Records from a collection
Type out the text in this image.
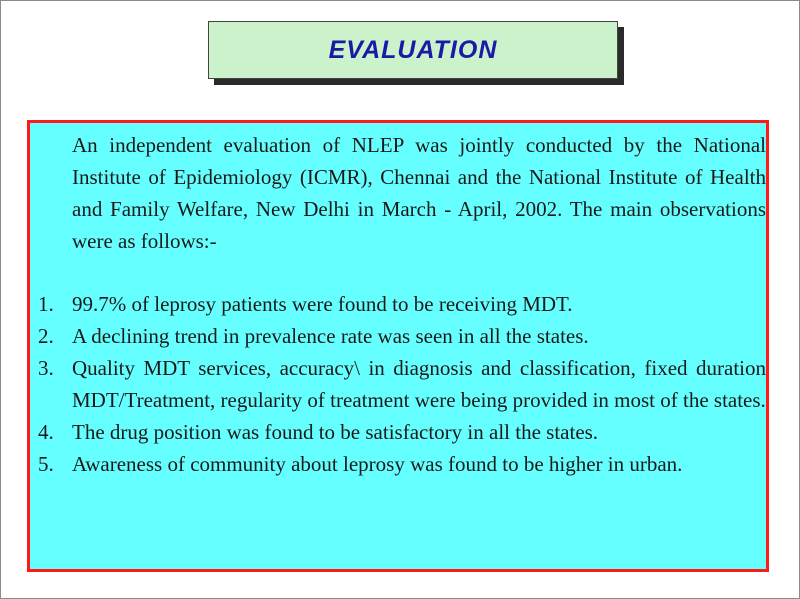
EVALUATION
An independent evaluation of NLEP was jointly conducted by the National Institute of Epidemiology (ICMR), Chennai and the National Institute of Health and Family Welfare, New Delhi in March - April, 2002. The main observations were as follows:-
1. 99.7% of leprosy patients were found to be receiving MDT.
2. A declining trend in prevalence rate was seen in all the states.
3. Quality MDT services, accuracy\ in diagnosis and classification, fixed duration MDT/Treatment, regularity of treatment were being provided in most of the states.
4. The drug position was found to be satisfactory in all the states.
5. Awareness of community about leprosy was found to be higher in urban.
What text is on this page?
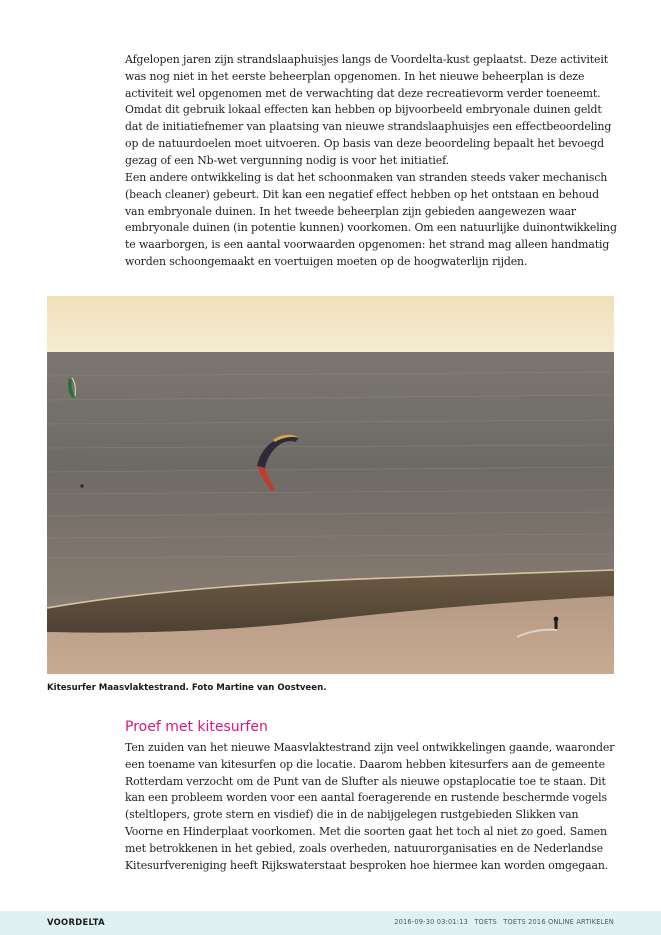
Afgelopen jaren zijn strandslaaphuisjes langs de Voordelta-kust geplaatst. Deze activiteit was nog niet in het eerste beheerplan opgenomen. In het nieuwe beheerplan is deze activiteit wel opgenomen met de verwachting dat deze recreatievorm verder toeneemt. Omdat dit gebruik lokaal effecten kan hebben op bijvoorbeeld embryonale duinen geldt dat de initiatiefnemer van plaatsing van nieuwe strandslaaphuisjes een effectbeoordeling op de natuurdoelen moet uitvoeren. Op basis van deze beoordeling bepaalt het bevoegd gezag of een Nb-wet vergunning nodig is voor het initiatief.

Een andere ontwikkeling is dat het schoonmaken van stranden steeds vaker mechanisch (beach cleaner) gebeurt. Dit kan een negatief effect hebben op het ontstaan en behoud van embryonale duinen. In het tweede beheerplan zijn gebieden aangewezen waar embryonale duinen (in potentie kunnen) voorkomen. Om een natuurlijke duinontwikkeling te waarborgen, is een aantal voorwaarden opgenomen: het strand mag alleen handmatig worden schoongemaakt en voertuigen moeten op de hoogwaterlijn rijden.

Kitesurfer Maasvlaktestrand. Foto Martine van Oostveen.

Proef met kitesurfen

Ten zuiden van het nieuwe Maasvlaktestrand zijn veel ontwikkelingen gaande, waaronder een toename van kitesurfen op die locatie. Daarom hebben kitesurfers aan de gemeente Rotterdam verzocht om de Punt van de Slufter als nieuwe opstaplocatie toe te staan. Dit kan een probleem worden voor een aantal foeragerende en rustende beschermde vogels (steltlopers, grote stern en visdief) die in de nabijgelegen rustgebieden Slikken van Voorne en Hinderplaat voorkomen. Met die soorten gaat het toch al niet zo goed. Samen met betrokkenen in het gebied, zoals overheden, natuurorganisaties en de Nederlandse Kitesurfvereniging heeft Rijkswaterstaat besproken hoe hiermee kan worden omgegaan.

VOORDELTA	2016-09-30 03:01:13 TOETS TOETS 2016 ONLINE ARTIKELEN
==
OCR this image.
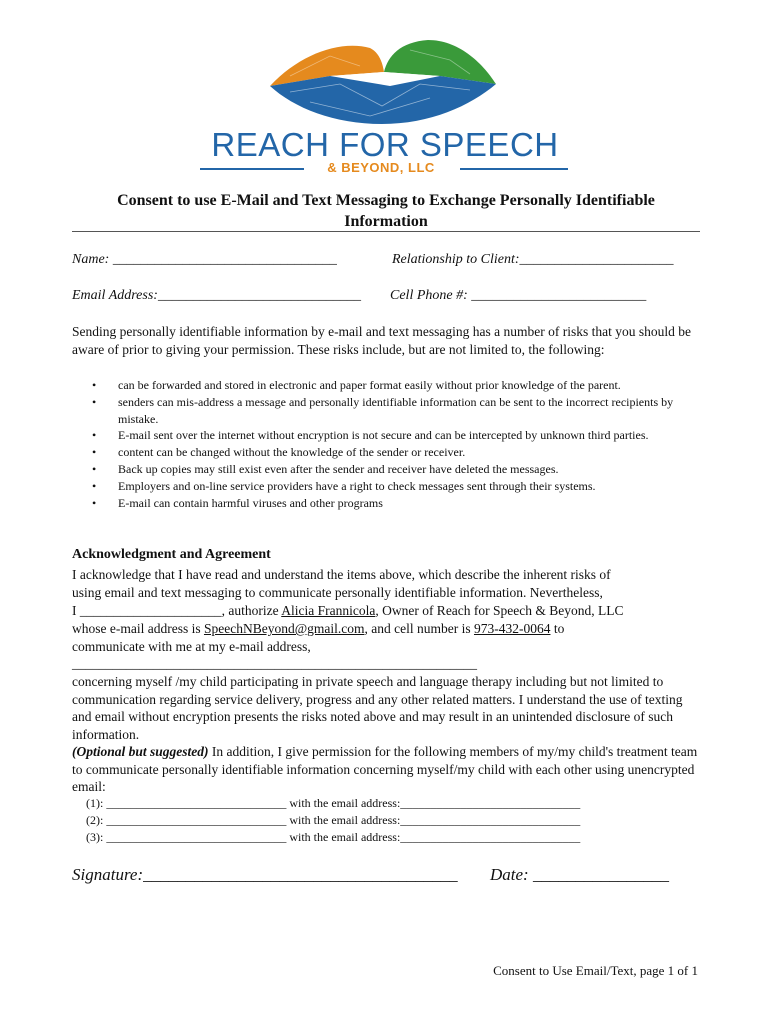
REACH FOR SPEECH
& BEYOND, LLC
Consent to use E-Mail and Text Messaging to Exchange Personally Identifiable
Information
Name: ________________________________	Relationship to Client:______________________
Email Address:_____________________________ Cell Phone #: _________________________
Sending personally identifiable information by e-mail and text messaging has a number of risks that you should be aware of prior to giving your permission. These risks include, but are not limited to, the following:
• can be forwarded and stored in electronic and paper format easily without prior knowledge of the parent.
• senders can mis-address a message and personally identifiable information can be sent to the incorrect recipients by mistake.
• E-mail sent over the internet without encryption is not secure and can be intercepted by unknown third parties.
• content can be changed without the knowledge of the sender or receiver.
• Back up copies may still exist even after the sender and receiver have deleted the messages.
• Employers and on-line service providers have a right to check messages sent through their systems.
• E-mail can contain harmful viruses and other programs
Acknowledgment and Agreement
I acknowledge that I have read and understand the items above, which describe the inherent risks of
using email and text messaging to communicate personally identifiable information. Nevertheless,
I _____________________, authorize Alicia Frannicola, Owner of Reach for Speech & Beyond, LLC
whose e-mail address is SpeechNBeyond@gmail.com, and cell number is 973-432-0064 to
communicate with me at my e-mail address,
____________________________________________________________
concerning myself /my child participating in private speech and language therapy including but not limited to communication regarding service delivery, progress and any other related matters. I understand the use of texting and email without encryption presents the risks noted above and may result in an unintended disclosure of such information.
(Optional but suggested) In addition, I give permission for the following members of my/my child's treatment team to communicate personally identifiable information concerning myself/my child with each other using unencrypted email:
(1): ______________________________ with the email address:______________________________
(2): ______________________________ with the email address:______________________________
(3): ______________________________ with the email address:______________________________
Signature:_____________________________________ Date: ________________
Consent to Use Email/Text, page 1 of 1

▶ _What needs to be done_
Look through the data above and return each line where the string "states" occurs.

▶ _Answer_
2. A declining trend in prevalence rate was seen in all the states.
3. Quality MDT services, accuracy\ in diagnosis and classification, fixed duration MDT/Treatment, regularity of treatment were being provided in most of the states.
4. The drug position was found to be satisfactory in all the states.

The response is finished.